SUPPLIED RECORDS
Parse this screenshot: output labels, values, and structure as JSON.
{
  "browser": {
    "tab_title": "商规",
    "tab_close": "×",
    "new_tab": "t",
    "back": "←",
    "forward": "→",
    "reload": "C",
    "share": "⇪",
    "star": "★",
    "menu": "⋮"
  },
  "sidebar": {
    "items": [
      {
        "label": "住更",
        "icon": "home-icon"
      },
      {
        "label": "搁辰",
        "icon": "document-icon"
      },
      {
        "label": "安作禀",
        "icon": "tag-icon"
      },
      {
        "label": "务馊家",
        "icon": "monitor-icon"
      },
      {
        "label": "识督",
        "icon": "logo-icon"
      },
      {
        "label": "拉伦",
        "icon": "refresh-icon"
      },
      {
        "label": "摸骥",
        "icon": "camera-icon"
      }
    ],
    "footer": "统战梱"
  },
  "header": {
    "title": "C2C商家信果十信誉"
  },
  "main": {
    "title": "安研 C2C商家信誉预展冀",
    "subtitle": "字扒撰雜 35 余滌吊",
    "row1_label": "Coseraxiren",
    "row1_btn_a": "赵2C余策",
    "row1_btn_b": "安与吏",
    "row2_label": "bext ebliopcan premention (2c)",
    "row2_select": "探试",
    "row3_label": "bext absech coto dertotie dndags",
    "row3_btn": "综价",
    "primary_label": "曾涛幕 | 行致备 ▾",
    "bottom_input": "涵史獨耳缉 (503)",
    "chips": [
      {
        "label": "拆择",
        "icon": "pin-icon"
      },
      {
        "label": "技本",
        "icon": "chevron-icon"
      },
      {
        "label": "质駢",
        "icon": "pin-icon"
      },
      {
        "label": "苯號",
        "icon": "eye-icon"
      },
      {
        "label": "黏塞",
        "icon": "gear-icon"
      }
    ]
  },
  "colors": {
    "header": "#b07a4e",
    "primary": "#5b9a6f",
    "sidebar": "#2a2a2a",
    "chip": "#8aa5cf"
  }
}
---
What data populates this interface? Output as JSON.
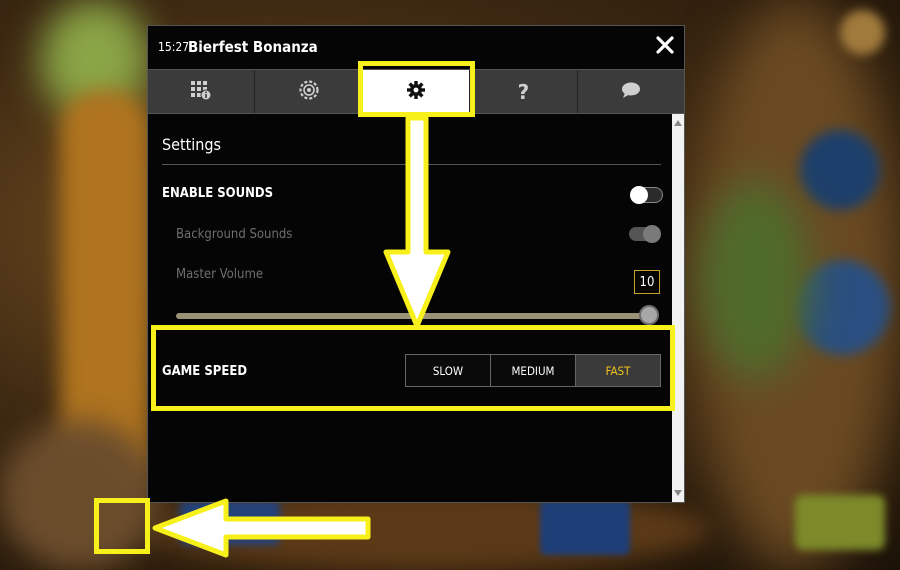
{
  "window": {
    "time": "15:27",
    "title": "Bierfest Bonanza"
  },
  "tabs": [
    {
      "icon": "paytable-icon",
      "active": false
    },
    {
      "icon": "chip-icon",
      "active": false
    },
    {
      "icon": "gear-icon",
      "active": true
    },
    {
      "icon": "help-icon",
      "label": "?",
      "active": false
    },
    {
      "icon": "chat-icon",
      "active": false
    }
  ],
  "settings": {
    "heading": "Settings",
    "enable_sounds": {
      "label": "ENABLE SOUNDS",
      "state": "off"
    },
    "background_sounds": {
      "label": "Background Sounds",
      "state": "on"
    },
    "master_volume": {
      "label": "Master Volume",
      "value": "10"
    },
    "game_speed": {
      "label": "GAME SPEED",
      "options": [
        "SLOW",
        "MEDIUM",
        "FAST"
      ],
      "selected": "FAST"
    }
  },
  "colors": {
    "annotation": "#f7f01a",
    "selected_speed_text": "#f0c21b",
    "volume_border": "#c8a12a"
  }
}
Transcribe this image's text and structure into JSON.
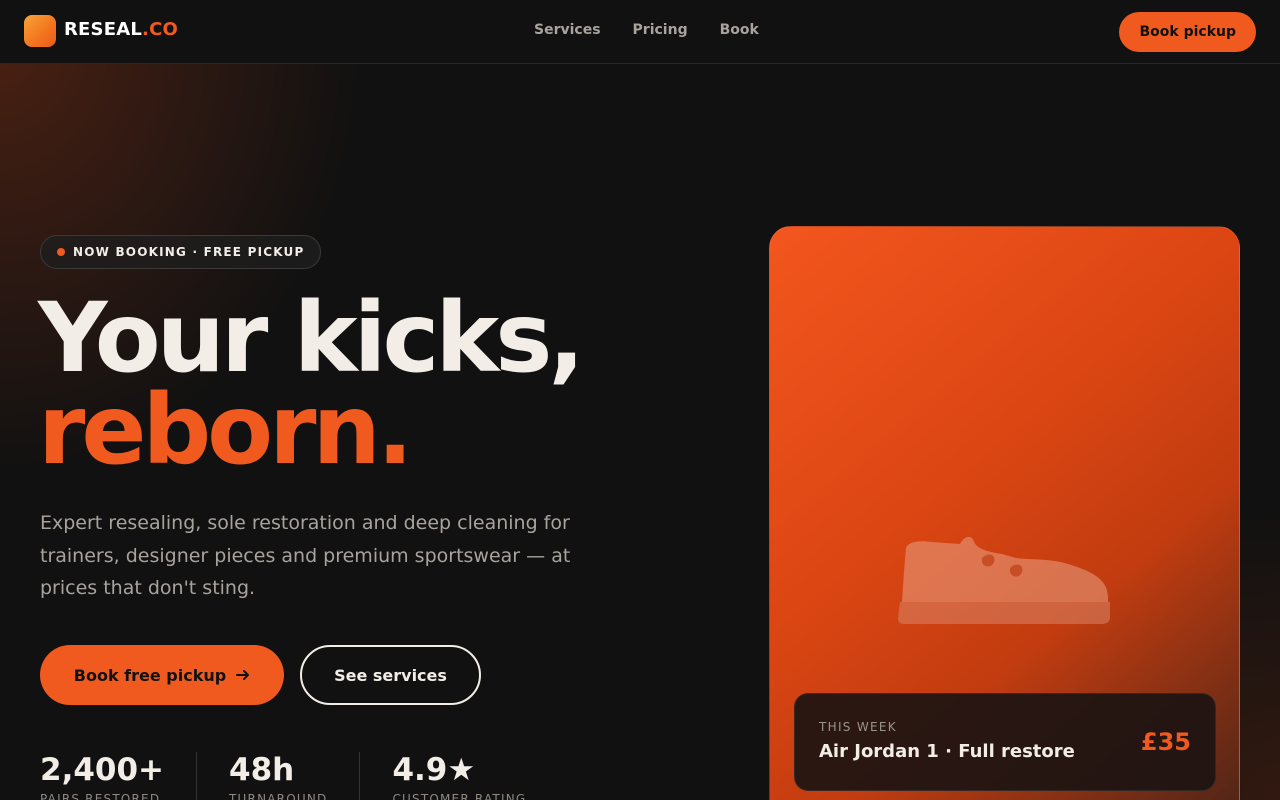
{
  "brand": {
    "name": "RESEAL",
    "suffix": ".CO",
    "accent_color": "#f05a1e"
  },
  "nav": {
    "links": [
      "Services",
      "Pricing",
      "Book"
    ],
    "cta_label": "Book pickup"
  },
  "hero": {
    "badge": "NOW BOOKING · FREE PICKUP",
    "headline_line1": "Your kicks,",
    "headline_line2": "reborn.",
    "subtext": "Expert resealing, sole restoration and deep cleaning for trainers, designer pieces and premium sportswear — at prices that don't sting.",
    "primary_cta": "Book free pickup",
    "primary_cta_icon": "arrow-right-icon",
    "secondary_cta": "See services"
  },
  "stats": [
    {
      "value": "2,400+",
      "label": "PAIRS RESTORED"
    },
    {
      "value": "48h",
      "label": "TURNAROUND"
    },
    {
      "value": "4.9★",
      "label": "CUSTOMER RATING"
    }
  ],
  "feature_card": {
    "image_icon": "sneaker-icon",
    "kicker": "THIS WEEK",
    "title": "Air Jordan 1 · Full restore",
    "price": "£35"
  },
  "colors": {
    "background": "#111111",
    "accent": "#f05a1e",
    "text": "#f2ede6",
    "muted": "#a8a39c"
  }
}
* * *
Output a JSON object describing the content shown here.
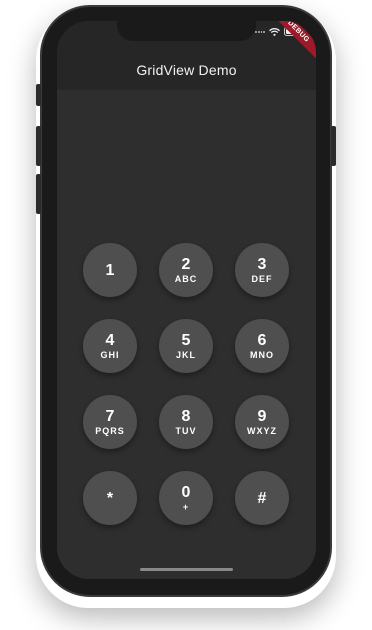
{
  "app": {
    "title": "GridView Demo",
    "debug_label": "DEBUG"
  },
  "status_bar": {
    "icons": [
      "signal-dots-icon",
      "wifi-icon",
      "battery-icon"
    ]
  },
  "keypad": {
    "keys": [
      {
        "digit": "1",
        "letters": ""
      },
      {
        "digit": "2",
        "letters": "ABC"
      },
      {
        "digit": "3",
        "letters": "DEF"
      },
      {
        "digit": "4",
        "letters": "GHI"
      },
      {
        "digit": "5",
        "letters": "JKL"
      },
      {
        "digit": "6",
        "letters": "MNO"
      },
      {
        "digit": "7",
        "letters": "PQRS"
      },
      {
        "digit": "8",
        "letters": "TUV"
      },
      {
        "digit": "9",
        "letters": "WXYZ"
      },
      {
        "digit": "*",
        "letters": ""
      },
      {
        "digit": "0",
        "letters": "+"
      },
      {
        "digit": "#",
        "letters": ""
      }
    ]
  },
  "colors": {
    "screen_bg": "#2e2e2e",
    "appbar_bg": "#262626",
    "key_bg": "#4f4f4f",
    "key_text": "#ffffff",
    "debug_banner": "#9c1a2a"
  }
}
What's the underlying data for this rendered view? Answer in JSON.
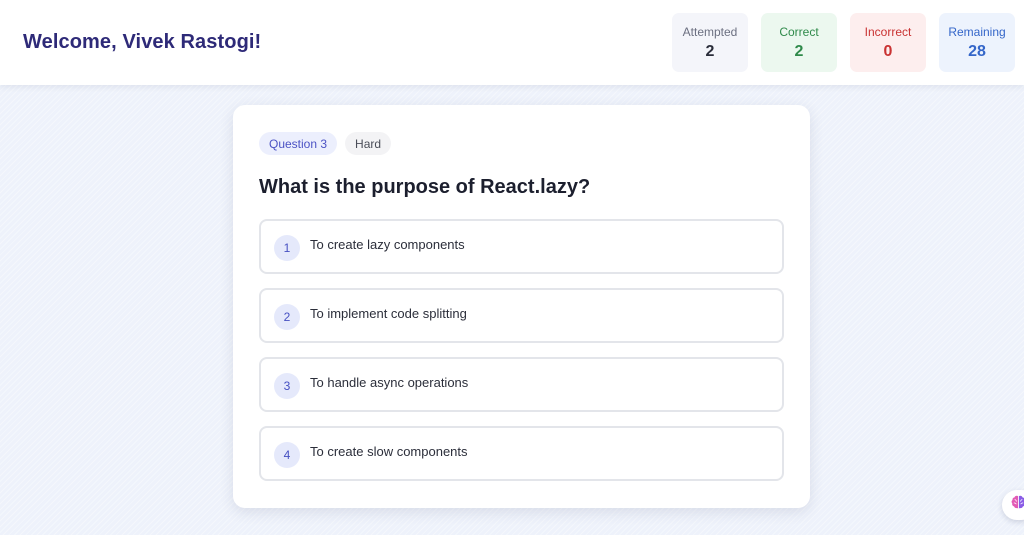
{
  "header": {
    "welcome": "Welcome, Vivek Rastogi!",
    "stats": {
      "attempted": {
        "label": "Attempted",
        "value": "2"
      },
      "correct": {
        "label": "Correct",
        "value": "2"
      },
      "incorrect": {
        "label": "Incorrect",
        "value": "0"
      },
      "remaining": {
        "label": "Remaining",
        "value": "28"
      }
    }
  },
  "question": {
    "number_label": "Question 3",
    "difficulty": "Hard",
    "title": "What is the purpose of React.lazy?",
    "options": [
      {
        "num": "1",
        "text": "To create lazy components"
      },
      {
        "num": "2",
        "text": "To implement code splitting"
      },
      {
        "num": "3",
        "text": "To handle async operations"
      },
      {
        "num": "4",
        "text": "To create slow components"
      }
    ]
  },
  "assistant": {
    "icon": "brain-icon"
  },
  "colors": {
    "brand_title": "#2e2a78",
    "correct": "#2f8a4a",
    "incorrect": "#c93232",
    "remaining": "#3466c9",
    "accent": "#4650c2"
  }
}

GIVEN PROBLEM
Provide solely the number of lines in the data that include the word "letters".

WRITTEN ANSWER
12